--- TASK OBJECTIVE ---
Using the records below, copy out exactly the line that contains "Convert this document image to plain text." and every line that follows it, up to and including the last, and no others.

== PROVIDED DATA

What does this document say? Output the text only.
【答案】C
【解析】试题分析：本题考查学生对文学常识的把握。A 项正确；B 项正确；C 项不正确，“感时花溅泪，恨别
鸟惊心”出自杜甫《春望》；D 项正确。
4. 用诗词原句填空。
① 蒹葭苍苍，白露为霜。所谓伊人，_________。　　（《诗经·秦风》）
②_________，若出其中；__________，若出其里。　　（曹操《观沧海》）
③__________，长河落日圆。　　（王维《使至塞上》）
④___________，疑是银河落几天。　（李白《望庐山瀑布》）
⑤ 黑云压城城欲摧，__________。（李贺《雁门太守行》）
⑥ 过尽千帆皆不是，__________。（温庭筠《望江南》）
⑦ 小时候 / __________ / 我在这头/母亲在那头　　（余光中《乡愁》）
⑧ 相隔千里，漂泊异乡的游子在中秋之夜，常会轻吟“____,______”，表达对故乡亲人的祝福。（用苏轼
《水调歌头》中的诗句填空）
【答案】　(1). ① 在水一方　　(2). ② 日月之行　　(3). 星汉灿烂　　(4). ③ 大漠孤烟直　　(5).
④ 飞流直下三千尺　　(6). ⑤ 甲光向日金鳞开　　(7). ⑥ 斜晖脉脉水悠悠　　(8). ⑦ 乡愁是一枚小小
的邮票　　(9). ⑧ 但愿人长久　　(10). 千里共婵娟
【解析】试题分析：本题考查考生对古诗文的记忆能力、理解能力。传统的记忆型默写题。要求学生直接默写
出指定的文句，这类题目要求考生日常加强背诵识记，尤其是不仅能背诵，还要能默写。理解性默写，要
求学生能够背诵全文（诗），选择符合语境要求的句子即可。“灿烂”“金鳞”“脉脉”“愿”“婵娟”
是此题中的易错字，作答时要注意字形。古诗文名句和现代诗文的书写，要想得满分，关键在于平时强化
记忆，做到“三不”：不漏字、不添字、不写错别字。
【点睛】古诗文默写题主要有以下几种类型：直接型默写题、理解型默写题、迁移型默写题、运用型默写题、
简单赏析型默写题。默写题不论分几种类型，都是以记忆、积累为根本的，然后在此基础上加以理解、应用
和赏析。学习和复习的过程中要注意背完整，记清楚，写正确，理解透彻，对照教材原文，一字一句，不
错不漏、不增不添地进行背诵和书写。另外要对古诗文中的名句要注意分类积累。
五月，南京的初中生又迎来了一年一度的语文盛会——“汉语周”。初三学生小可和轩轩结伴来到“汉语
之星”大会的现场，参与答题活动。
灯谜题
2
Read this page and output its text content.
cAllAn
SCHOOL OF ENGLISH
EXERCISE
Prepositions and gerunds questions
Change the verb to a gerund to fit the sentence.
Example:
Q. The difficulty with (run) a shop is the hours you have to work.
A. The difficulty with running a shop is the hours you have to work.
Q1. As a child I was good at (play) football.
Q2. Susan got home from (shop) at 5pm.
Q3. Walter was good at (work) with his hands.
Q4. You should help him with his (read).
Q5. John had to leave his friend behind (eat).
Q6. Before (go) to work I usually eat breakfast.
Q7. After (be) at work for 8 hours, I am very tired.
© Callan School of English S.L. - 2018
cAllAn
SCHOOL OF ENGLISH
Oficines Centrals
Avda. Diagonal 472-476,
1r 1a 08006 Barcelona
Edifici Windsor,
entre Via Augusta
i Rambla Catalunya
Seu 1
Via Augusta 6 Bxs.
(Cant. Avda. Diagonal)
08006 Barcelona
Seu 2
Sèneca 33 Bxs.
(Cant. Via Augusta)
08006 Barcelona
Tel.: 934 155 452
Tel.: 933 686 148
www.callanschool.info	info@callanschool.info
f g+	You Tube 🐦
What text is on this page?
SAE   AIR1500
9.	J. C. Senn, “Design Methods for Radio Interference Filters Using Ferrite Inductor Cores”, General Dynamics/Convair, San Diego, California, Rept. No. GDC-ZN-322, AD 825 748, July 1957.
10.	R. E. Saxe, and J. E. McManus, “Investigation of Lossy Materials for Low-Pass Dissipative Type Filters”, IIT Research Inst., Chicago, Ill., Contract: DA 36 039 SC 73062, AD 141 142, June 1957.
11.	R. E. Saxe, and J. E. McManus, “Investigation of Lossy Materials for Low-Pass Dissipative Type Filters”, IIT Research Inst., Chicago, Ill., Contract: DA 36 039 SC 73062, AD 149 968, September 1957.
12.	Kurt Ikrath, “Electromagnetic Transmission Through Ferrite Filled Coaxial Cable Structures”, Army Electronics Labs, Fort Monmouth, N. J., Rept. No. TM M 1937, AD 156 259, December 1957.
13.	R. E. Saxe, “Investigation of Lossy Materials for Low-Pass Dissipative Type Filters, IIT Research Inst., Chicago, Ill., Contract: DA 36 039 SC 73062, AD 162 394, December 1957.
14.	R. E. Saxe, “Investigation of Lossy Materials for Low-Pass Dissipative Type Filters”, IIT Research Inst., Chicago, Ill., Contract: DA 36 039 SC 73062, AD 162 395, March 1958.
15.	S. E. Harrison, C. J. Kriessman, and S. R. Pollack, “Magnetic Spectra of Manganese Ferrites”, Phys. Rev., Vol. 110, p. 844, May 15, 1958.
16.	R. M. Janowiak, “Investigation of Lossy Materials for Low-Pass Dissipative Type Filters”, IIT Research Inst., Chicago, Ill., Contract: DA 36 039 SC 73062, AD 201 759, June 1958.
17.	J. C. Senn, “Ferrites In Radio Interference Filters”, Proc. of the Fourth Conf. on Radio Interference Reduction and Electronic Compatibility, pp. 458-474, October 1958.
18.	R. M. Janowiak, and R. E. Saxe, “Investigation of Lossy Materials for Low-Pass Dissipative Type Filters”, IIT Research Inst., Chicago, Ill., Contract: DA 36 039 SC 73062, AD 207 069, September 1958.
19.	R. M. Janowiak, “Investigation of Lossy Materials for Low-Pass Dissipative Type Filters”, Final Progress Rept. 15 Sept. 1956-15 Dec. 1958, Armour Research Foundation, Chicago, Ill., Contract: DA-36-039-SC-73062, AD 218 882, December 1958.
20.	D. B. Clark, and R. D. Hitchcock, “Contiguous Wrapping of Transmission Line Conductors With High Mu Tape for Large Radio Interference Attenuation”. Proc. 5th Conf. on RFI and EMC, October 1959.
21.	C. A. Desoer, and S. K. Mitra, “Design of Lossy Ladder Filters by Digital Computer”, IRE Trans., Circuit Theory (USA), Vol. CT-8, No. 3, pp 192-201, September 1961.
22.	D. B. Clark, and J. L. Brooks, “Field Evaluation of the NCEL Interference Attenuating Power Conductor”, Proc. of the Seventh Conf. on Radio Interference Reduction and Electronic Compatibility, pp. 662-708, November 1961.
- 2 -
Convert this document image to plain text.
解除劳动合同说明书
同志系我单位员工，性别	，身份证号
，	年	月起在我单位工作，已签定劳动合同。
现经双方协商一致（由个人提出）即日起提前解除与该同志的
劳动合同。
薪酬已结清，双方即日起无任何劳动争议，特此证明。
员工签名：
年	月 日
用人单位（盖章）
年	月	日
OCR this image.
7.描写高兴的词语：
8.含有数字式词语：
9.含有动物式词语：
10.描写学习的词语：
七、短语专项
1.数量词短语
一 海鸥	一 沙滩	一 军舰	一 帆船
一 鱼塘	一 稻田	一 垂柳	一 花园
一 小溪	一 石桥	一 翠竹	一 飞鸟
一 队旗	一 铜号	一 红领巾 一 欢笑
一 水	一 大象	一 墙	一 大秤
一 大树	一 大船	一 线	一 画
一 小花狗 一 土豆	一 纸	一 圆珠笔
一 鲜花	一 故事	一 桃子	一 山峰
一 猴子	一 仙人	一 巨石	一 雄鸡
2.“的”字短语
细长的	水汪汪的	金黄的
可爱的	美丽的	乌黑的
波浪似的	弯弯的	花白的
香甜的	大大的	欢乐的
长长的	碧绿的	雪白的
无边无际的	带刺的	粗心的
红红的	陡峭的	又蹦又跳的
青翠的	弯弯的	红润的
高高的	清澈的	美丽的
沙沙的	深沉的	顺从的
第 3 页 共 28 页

====

--- THE ANSWER ---
Convert this document image to plain text.
解除劳动合同说明书
同志系我单位员工，性别	，身份证号
，	年	月起在我单位工作，已签定劳动合同。
现经双方协商一致（由个人提出）即日起提前解除与该同志的
劳动合同。
薪酬已结清，双方即日起无任何劳动争议，特此证明。
员工签名：
年	月 日
用人单位（盖章）
年	月	日
OCR this image.
7.描写高兴的词语：
8.含有数字式词语：
9.含有动物式词语：
10.描写学习的词语：
七、短语专项
1.数量词短语
一 海鸥	一 沙滩	一 军舰	一 帆船
一 鱼塘	一 稻田	一 垂柳	一 花园
一 小溪	一 石桥	一 翠竹	一 飞鸟
一 队旗	一 铜号	一 红领巾 一 欢笑
一 水	一 大象	一 墙	一 大秤
一 大树	一 大船	一 线	一 画
一 小花狗 一 土豆	一 纸	一 圆珠笔
一 鲜花	一 故事	一 桃子	一 山峰
一 猴子	一 仙人	一 巨石	一 雄鸡
2.“的”字短语
细长的	水汪汪的	金黄的
可爱的	美丽的	乌黑的
波浪似的	弯弯的	花白的
香甜的	大大的	欢乐的
长长的	碧绿的	雪白的
无边无际的	带刺的	粗心的
红红的	陡峭的	又蹦又跳的
青翠的	弯弯的	红润的
高高的	清澈的	美丽的
沙沙的	深沉的	顺从的
第 3 页 共 28 页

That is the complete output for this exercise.